STATED PROBLEM:
Can you copy the items below word for word, beginning at their very first line and stopping after the line that contains "button[interactable]: 5 <box>84"?

── RECORDS FOR THE EXERCISE

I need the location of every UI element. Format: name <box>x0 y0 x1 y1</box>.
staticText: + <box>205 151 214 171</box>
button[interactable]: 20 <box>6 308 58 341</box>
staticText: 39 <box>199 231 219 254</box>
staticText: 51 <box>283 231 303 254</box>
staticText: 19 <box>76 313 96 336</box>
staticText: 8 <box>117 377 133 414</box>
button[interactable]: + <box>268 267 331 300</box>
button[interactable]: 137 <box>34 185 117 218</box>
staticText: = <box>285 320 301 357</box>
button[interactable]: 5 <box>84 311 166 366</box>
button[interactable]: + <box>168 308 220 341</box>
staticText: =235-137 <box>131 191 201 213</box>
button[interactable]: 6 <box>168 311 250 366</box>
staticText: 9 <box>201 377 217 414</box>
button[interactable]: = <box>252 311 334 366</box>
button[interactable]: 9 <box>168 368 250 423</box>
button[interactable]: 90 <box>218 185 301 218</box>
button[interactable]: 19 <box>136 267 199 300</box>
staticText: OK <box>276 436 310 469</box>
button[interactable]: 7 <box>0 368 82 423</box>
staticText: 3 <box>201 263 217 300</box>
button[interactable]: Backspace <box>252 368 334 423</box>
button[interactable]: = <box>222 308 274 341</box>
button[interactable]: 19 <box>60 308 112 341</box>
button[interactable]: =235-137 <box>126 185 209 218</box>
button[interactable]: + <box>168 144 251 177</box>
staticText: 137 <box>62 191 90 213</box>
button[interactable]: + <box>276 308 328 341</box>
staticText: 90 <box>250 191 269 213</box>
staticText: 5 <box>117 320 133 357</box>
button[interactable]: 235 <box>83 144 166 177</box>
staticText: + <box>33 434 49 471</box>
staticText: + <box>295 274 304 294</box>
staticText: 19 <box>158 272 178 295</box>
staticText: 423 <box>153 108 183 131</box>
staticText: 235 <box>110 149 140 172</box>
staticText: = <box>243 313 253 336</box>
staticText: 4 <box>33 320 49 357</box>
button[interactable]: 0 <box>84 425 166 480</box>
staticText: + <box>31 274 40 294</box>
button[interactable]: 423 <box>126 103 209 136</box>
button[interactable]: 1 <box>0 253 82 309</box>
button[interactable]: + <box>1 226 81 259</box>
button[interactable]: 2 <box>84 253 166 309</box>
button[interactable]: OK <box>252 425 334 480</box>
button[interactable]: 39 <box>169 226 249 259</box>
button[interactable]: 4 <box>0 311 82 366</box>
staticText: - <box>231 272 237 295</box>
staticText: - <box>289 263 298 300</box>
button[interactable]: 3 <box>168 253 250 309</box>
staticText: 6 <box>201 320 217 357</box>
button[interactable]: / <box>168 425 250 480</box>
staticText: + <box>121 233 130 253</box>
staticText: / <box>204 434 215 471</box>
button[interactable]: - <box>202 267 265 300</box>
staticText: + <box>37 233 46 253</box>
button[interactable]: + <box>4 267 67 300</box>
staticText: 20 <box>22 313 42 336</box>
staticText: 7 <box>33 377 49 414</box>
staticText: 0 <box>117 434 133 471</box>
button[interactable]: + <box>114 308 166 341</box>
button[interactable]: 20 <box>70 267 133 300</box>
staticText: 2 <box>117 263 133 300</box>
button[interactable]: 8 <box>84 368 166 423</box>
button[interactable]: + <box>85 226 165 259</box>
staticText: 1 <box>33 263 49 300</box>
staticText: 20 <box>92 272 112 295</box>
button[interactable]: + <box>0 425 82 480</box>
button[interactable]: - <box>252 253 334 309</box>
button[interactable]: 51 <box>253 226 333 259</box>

────

WORKED ANSWER:
I need the location of every UI element. Format: name <box>x0 y0 x1 y1</box>.
staticText: + <box>205 151 214 171</box>
button[interactable]: 20 <box>6 308 58 341</box>
staticText: 39 <box>199 231 219 254</box>
staticText: 51 <box>283 231 303 254</box>
staticText: 19 <box>76 313 96 336</box>
staticText: 8 <box>117 377 133 414</box>
button[interactable]: + <box>268 267 331 300</box>
button[interactable]: 137 <box>34 185 117 218</box>
staticText: = <box>285 320 301 357</box>
button[interactable]: 5 <box>84 311 166 366</box>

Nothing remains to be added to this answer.